**Input data**
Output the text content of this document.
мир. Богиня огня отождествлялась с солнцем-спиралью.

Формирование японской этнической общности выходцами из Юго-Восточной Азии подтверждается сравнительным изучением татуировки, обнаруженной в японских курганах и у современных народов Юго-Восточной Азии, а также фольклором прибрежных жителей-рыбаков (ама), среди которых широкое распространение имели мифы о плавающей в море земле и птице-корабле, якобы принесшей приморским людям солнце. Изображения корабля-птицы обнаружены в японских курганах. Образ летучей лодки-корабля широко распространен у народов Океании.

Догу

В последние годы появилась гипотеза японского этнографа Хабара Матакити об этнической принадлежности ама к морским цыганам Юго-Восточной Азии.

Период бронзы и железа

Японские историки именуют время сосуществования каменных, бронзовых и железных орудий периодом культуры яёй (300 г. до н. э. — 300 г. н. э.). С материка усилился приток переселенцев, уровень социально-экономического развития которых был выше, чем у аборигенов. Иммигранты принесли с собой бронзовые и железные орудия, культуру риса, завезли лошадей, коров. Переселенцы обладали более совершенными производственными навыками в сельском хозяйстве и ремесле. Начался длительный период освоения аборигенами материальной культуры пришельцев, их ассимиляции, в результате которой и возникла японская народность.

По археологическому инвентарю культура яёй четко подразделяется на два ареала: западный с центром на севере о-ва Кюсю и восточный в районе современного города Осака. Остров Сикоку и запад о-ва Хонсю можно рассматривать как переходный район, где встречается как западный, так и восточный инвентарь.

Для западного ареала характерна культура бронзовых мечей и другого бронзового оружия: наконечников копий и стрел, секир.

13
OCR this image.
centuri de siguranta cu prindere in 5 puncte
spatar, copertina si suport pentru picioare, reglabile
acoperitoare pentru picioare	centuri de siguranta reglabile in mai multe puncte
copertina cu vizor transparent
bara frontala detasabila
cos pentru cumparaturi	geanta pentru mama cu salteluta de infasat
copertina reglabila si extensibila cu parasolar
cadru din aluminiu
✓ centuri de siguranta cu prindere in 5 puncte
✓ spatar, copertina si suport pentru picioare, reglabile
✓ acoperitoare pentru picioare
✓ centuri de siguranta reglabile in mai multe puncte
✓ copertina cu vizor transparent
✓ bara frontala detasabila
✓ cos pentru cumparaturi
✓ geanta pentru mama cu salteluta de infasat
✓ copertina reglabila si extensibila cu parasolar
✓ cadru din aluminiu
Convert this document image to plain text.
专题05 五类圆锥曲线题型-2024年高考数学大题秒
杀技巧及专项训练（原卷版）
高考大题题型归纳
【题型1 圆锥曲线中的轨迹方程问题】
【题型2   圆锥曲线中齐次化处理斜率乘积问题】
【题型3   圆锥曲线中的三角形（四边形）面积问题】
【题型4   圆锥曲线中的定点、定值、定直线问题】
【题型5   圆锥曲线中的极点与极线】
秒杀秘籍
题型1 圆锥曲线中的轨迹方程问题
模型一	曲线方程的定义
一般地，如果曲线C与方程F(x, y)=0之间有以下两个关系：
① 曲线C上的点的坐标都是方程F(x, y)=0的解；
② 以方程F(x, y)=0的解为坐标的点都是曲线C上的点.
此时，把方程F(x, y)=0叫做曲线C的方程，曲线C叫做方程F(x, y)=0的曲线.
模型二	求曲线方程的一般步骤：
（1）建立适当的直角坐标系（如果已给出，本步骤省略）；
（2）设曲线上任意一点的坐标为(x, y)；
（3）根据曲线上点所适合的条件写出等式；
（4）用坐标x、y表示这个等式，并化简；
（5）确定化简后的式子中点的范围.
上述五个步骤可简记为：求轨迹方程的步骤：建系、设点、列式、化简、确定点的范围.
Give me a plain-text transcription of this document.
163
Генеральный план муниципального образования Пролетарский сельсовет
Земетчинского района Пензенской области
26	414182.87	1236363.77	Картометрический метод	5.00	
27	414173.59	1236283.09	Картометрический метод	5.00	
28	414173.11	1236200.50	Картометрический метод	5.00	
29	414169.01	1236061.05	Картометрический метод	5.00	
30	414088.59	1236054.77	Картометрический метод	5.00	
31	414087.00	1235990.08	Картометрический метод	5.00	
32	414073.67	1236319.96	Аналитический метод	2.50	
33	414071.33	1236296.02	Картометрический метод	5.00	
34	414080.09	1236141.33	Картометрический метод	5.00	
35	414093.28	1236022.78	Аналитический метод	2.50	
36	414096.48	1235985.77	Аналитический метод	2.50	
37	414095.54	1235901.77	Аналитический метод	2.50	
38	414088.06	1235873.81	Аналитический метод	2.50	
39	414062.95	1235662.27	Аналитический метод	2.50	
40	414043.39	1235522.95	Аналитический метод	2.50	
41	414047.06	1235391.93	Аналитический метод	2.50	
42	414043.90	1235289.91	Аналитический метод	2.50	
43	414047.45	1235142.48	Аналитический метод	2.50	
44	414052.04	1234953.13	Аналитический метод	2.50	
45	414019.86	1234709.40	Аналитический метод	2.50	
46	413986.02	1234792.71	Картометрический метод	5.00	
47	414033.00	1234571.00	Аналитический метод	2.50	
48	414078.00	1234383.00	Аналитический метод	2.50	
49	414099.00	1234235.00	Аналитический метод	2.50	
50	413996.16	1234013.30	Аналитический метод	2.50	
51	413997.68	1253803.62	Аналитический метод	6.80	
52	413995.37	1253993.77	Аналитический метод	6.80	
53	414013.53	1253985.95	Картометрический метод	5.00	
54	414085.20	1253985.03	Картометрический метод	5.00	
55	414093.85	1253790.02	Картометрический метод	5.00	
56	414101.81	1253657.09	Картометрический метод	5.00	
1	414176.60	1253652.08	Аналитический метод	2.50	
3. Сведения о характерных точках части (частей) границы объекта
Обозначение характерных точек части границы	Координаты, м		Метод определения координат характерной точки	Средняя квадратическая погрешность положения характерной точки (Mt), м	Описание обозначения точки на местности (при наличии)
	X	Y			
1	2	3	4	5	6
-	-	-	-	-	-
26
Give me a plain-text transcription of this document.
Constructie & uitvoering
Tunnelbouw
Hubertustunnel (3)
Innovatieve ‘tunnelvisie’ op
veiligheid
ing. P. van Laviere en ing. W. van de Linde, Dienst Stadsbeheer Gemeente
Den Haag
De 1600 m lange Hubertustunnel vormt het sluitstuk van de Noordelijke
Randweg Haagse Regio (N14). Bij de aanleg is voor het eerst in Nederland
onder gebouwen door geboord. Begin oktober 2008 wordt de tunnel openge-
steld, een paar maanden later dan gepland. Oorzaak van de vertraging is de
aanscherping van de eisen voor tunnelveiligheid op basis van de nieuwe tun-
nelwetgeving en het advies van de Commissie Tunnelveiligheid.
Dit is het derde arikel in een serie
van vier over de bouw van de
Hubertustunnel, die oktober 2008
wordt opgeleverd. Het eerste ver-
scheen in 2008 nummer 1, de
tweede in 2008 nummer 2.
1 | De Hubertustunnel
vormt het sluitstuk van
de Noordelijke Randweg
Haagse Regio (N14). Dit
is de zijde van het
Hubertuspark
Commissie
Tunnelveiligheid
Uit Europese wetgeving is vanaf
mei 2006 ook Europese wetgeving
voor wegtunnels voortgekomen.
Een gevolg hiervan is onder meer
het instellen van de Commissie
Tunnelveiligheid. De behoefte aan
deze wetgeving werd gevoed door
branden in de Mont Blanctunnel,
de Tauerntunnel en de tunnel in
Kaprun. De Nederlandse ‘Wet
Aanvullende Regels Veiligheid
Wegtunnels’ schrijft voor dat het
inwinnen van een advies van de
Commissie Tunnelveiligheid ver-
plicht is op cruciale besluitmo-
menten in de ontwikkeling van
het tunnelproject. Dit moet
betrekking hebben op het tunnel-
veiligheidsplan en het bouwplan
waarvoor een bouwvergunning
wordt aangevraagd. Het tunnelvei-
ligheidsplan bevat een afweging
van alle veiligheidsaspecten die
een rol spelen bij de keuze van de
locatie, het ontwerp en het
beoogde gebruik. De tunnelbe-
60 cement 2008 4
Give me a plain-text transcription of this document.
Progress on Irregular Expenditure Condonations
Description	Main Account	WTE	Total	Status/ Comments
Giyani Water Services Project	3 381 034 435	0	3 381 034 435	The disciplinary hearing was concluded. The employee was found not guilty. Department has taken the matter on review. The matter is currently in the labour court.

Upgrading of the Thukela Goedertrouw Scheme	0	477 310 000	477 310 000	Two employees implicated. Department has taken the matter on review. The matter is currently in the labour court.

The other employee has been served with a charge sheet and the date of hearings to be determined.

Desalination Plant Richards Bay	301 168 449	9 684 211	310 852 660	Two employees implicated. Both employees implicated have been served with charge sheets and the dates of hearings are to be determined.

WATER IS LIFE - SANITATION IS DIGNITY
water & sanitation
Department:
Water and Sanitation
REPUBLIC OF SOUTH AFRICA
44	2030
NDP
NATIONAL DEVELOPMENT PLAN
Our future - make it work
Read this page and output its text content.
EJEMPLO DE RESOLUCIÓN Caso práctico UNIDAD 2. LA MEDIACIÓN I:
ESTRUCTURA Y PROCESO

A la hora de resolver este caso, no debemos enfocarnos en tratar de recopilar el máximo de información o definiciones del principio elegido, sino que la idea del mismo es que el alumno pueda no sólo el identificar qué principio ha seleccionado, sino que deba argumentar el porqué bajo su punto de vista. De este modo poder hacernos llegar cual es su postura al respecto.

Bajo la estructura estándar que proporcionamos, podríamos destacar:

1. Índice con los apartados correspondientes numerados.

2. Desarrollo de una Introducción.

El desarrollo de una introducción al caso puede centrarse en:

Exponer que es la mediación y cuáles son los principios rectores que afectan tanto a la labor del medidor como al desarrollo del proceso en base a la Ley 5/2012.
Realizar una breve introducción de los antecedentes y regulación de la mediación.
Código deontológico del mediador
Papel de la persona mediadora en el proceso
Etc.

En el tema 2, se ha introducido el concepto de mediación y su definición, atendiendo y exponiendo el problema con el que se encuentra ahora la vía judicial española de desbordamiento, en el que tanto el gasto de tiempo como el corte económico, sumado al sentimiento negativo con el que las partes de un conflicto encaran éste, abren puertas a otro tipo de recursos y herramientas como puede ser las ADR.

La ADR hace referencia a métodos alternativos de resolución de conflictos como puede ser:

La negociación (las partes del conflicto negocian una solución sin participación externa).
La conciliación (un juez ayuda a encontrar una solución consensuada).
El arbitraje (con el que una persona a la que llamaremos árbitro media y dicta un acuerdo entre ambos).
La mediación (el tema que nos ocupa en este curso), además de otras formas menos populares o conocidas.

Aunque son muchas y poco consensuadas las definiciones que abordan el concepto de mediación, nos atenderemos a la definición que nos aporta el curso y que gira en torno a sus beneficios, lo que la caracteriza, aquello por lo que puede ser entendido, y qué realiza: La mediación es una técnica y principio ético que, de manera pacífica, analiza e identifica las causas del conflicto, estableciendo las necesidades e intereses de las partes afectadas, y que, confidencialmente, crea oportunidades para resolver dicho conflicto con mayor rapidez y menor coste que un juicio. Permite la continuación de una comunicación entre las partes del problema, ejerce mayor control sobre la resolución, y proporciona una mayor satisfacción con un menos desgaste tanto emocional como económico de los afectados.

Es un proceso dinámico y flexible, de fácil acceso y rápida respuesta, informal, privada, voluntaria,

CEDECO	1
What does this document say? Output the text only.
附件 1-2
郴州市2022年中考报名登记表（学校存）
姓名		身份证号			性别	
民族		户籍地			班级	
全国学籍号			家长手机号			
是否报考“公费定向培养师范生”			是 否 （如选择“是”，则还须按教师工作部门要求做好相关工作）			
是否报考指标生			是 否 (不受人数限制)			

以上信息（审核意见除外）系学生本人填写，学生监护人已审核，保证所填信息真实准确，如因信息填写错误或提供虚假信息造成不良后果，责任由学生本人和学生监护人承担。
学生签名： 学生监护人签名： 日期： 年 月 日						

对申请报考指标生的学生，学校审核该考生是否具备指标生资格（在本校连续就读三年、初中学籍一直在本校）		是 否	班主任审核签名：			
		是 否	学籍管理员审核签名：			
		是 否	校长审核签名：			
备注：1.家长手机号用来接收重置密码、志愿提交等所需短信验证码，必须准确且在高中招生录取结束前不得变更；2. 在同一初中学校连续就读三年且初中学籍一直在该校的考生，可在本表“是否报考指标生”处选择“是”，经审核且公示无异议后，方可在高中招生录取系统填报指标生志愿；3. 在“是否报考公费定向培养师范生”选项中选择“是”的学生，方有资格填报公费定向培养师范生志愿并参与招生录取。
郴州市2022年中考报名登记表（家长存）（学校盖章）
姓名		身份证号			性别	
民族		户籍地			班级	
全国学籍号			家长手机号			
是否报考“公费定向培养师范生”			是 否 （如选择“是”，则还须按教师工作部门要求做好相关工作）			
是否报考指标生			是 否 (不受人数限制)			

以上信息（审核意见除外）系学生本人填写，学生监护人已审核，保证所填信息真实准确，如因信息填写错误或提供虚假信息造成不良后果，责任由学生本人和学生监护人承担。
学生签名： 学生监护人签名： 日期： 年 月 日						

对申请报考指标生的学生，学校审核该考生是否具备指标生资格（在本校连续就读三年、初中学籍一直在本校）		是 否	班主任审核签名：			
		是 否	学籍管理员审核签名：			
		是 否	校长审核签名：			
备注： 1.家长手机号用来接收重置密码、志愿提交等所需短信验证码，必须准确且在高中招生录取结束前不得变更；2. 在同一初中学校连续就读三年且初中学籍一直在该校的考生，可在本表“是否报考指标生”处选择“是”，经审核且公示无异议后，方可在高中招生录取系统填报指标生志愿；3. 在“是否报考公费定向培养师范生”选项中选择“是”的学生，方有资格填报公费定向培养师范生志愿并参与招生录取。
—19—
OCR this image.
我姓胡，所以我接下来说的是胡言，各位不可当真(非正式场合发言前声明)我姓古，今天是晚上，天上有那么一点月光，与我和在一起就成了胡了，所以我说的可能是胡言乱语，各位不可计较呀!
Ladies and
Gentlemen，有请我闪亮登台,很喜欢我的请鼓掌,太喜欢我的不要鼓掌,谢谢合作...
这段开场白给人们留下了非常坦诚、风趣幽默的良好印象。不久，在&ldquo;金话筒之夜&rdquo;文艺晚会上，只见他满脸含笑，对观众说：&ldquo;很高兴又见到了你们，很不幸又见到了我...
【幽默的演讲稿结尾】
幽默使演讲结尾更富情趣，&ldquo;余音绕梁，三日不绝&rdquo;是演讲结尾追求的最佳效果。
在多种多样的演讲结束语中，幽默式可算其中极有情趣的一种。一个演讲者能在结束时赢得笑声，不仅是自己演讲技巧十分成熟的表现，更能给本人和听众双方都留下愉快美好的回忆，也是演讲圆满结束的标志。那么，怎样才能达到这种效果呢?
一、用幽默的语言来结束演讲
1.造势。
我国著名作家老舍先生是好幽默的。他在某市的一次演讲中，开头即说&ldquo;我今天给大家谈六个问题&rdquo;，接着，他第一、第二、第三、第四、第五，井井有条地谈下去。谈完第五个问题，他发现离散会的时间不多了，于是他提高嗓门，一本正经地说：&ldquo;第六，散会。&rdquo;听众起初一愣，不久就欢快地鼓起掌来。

**Do this**
Each line in the listing above that contains "infasat" should be copied.

**Exercise output**
cos pentru cumparaturi	geanta pentru mama cu salteluta de infasat
✓ geanta pentru mama cu salteluta de infasat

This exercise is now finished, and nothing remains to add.